Goal:
Answer these from the shopping story below:
1. At what store were the black yoga pants bought?
2. What kind of shirt did the narrator ask the sales lady for?
3. After coming back from behind the velvet curtain, what did the sales lady say about those shirts?

Selected passage:
○ ○ ○

Mamas and papas as I’ve mentioned before I’m a guilty shopper who hates malls and searching for bargains. I like to get in and get out. But a girl has got to cover herself, so I hit the stores once again. 

lady shops

Anyway, the 20 something year old sales lady obviously didn’t think much of me when I entered the boutique wearing my Johnny Cash inspired outfit. A black t-shirt, and black Target purchased yoga pants that I cut off because they were too long. My outfit was spotted with lent, string, dog hair and various kid-related leftovers. 

 In a way, I can’t blame her for being a little snooty. I was also sporting what looked like an electrocuted squirrel on the back of my head. Bushy, wild and sorta frizzy. I happen to call it a pony  tail. (my only option after going to bed with my hair wet.)At least my handbag was nice.

I hadn’t planned on shopping. But I was dying from the heat in my “all black” outfit and decided that maybe it was time to get something that wouldn’t make me melt in the hot Texas sun. Besides, the stores were right next to the muffin shop and I definitely needed to stop there.

I asked the sales chickie if she had anymore Izod polo shirts. She just cocked her head to the side and looked like a confused Labrador.

Ruh?

Ruh?

“A what?” she said.

“An Izod. You know like a golf shirt with a little alligator on the front.” I explained.

“OOHHHH. But.. um … I uh..  hold on.” She mumbles while disappearing behind a velvet curtain.

Is she going to consult the Great Wizard of OZ I think to myself. 

She re-appears to tell me that they haven’t carried those in “some time.”

Clearly I need to visit this store more than every other year.

“Oh well. I have a few minutes. I’ll just see if there’s anything else that’ll work.”

○ ○ ○

Information supplied:
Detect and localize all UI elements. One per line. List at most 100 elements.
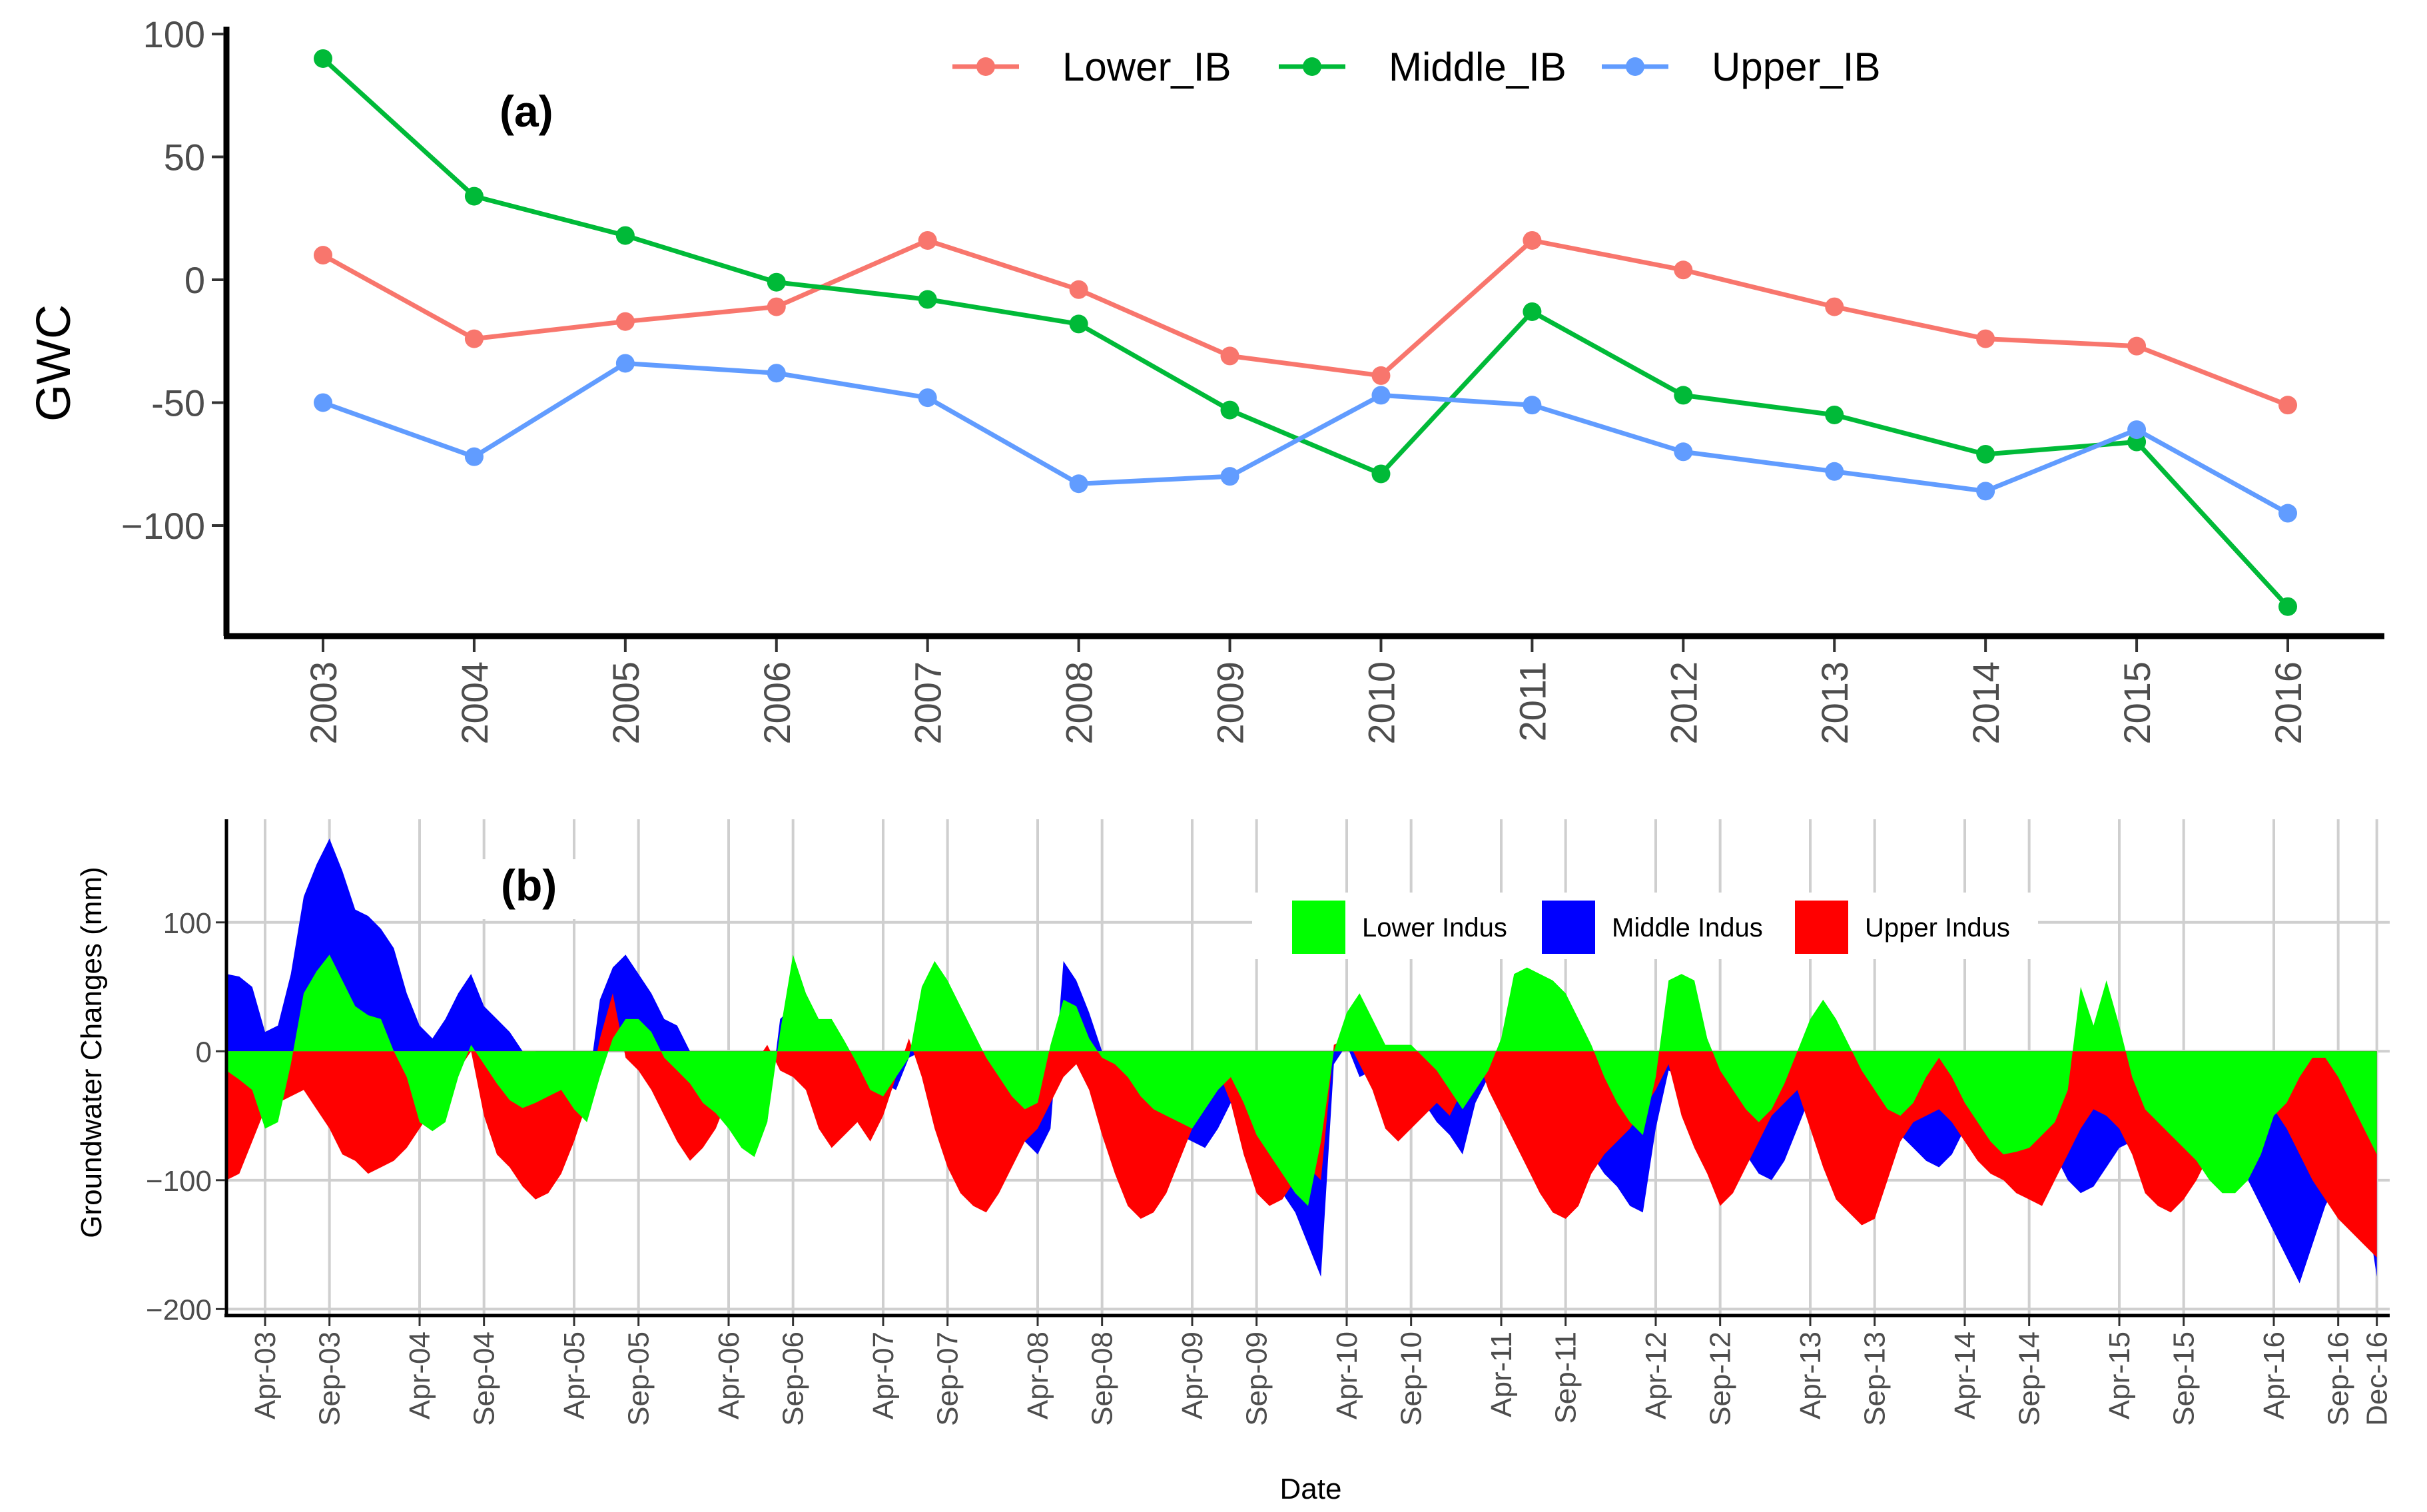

○ ○ ○

The reply:
1. Target.
2. Izod polo shirts.
3. That they hadn't carried those in "some time."